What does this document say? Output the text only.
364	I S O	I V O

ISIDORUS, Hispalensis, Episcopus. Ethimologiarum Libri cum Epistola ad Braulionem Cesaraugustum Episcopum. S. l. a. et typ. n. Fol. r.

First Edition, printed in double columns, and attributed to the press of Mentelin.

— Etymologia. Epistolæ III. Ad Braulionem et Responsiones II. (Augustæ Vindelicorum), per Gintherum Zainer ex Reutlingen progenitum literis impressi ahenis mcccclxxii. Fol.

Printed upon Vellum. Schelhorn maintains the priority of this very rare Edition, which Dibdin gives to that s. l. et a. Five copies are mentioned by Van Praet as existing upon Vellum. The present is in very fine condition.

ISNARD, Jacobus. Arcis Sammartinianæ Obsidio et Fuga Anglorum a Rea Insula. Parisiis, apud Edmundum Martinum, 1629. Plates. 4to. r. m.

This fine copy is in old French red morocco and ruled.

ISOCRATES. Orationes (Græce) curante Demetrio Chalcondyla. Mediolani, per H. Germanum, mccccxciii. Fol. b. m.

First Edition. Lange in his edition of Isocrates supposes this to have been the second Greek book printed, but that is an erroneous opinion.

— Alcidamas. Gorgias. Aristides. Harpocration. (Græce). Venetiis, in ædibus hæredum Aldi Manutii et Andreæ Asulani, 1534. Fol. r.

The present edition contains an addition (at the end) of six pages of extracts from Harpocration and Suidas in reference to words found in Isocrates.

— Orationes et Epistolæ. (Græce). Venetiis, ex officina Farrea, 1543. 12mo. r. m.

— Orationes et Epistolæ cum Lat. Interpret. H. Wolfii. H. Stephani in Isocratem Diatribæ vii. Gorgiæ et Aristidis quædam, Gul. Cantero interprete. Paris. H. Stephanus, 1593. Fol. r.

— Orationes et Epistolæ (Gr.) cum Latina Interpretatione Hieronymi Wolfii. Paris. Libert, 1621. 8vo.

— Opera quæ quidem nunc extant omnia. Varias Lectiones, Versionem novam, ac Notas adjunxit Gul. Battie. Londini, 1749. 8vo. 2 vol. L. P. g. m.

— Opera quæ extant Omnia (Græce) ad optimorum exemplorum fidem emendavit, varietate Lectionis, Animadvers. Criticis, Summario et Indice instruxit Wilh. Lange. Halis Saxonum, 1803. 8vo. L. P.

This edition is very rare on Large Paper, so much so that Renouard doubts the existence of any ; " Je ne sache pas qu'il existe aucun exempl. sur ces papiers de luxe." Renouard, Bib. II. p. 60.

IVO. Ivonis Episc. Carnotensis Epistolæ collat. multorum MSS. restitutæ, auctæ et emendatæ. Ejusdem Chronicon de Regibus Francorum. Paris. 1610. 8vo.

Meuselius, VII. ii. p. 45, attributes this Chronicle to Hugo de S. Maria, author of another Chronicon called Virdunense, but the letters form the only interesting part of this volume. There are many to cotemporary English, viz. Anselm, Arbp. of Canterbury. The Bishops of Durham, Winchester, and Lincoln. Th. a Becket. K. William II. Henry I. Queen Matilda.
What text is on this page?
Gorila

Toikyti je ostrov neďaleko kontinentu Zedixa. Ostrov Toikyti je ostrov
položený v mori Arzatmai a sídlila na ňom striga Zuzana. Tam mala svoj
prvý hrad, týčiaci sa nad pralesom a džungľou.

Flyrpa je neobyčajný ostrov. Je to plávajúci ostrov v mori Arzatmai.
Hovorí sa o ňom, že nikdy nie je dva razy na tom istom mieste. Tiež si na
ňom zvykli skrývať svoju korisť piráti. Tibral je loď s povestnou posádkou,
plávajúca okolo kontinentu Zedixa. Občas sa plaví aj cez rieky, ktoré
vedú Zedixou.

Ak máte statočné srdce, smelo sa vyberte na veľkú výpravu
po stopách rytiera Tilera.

---

● WHAT IS BEING ASKED: Please quote the records above exactly, without skipping a line.

● ANSWER TO THIS EXERCISE:
What does this document say? Output the text only.
364	I S O	I V O

ISIDORUS, Hispalensis, Episcopus. Ethimologiarum Libri cum Epistola ad Braulionem Cesaraugustum Episcopum. S. l. a. et typ. n. Fol. r.

First Edition, printed in double columns, and attributed to the press of Mentelin.

— Etymologia. Epistolæ III. Ad Braulionem et Responsiones II. (Augustæ Vindelicorum), per Gintherum Zainer ex Reutlingen progenitum literis impressi ahenis mcccclxxii. Fol.

Printed upon Vellum. Schelhorn maintains the priority of this very rare Edition, which Dibdin gives to that s. l. et a. Five copies are mentioned by Van Praet as existing upon Vellum. The present is in very fine condition.

ISNARD, Jacobus. Arcis Sammartinianæ Obsidio et Fuga Anglorum a Rea Insula. Parisiis, apud Edmundum Martinum, 1629. Plates. 4to. r. m.

This fine copy is in old French red morocco and ruled.

ISOCRATES. Orationes (Græce) curante Demetrio Chalcondyla. Mediolani, per H. Germanum, mccccxciii. Fol. b. m.

First Edition. Lange in his edition of Isocrates supposes this to have been the second Greek book printed, but that is an erroneous opinion.

— Alcidamas. Gorgias. Aristides. Harpocration. (Græce). Venetiis, in ædibus hæredum Aldi Manutii et Andreæ Asulani, 1534. Fol. r.

The present edition contains an addition (at the end) of six pages of extracts from Harpocration and Suidas in reference to words found in Isocrates.

— Orationes et Epistolæ. (Græce). Venetiis, ex officina Farrea, 1543. 12mo. r. m.

— Orationes et Epistolæ cum Lat. Interpret. H. Wolfii. H. Stephani in Isocratem Diatribæ vii. Gorgiæ et Aristidis quædam, Gul. Cantero interprete. Paris. H. Stephanus, 1593. Fol. r.

— Orationes et Epistolæ (Gr.) cum Latina Interpretatione Hieronymi Wolfii. Paris. Libert, 1621. 8vo.

— Opera quæ quidem nunc extant omnia. Varias Lectiones, Versionem novam, ac Notas adjunxit Gul. Battie. Londini, 1749. 8vo. 2 vol. L. P. g. m.

— Opera quæ extant Omnia (Græce) ad optimorum exemplorum fidem emendavit, varietate Lectionis, Animadvers. Criticis, Summario et Indice instruxit Wilh. Lange. Halis Saxonum, 1803. 8vo. L. P.

This edition is very rare on Large Paper, so much so that Renouard doubts the existence of any ; " Je ne sache pas qu'il existe aucun exempl. sur ces papiers de luxe." Renouard, Bib. II. p. 60.

IVO. Ivonis Episc. Carnotensis Epistolæ collat. multorum MSS. restitutæ, auctæ et emendatæ. Ejusdem Chronicon de Regibus Francorum. Paris. 1610. 8vo.

Meuselius, VII. ii. p. 45, attributes this Chronicle to Hugo de S. Maria, author of another Chronicon called Virdunense, but the letters form the only interesting part of this volume. There are many to cotemporary English, viz. Anselm, Arbp. of Canterbury. The Bishops of Durham, Winchester, and Lincoln. Th. a Becket. K. William II. Henry I. Queen Matilda.
What text is on this page?
Gorila

Toikyti je ostrov neďaleko kontinentu Zedixa. Ostrov Toikyti je ostrov
položený v mori Arzatmai a sídlila na ňom striga Zuzana. Tam mala svoj
prvý hrad, týčiaci sa nad pralesom a džungľou.

Flyrpa je neobyčajný ostrov. Je to plávajúci ostrov v mori Arzatmai.
Hovorí sa o ňom, že nikdy nie je dva razy na tom istom mieste. Tiež si na
ňom zvykli skrývať svoju korisť piráti. Tibral je loď s povestnou posádkou,
plávajúca okolo kontinentu Zedixa. Občas sa plaví aj cez rieky, ktoré
vedú Zedixou.

Ak máte statočné srdce, smelo sa vyberte na veľkú výpravu
po stopách rytiera Tilera.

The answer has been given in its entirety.